■ Saved entries
>>>
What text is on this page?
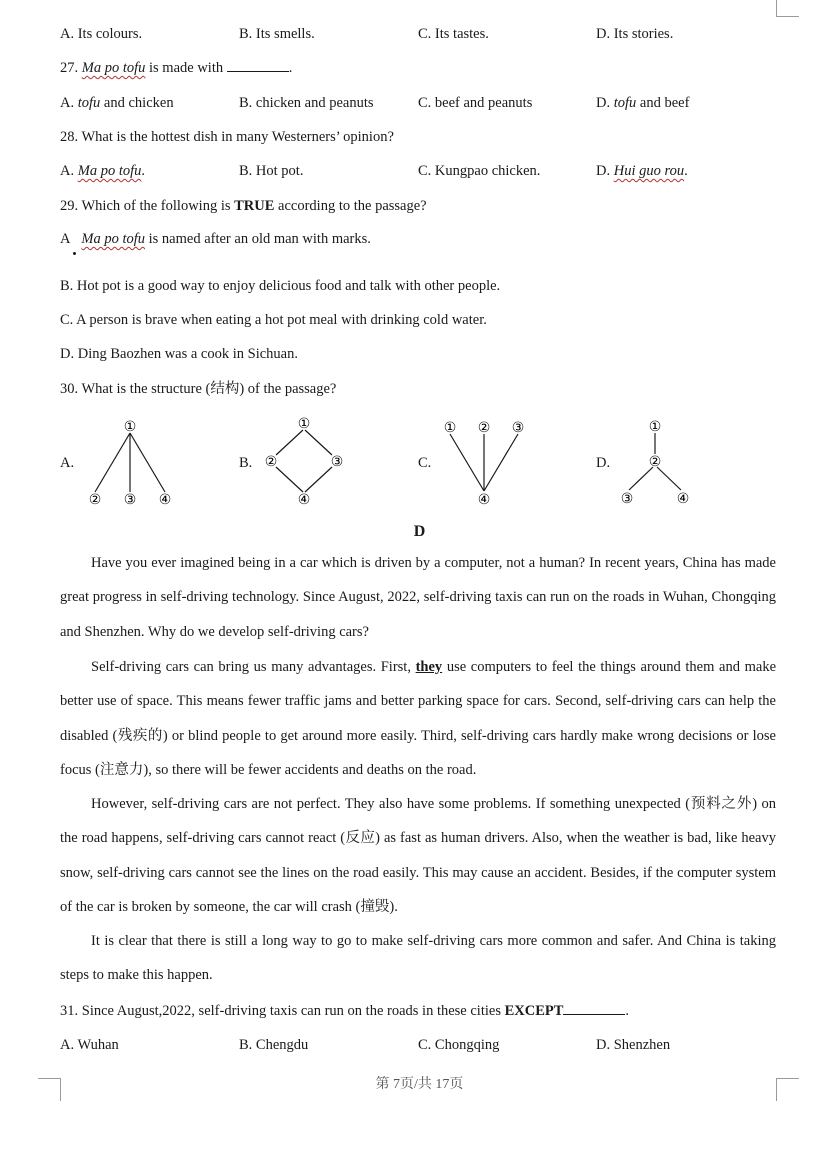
A. Its colours.	B. Its smells.	C. Its tastes.	D. Its stories.
27. Ma po tofu is made with	.
A. tofu and chicken	B. chicken and peanuts	C. beef and peanuts	D. tofu and beef
28. What is the hottest dish in many Westerners’ opinion?
A. Ma po tofu.	B. Hot pot.	C. Kungpao chicken.	D. Hui guo rou.
29. Which of the following is TRUE according to the passage?
A Ma po tofu is named after an old man with marks.
B. Hot pot is a good way to enjoy delicious food and talk with other people.
C. A person is brave when eating a hot pot meal with drinking cold water.
D. Ding Baozhen was a cook in Sichuan.
30. What is the structure (结构) of the passage?
A.	B.	C.	D.
①
② ③ ④
①
②	③
④
① ② ③
④
①
②
③	④
D
Have you ever imagined being in a car which is driven by a computer, not a human? In recent years, China has made great progress in self-driving technology. Since August, 2022, self-driving taxis can run on the roads in Wuhan, Chongqing and Shenzhen. Why do we develop self-driving cars?
Self-driving cars can bring us many advantages. First, they use computers to feel the things around them and make better use of space. This means fewer traffic jams and better parking space for cars. Second, self-driving cars can help the disabled (残疾的) or blind people to get around more easily. Third, self-driving cars hardly make wrong decisions or lose focus (注意力), so there will be fewer accidents and deaths on the road.
However, self-driving cars are not perfect. They also have some problems. If something unexpected (预料之外) on the road happens, self-driving cars cannot react (反应) as fast as human drivers. Also, when the weather is bad, like heavy snow, self-driving cars cannot see the lines on the road easily. This may cause an accident. Besides, if the computer system of the car is broken by someone, the car will crash (撞毁).
It is clear that there is still a long way to go to make self-driving cars more common and safer. And China is taking steps to make this happen.
31. Since August,2022, self-driving taxis can run on the roads in these cities EXCEPT	.
A. Wuhan	B. Chengdu	C. Chongqing	D. Shenzhen
第 7页/共 17页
<<<
■ Your instructions
Single out each line of the records above with the string "What" in it, and copy it.

■ Task solution
What text is on this page?
28. What is the hottest dish in many Westerners’ opinion?
30. What is the structure (结构) of the passage?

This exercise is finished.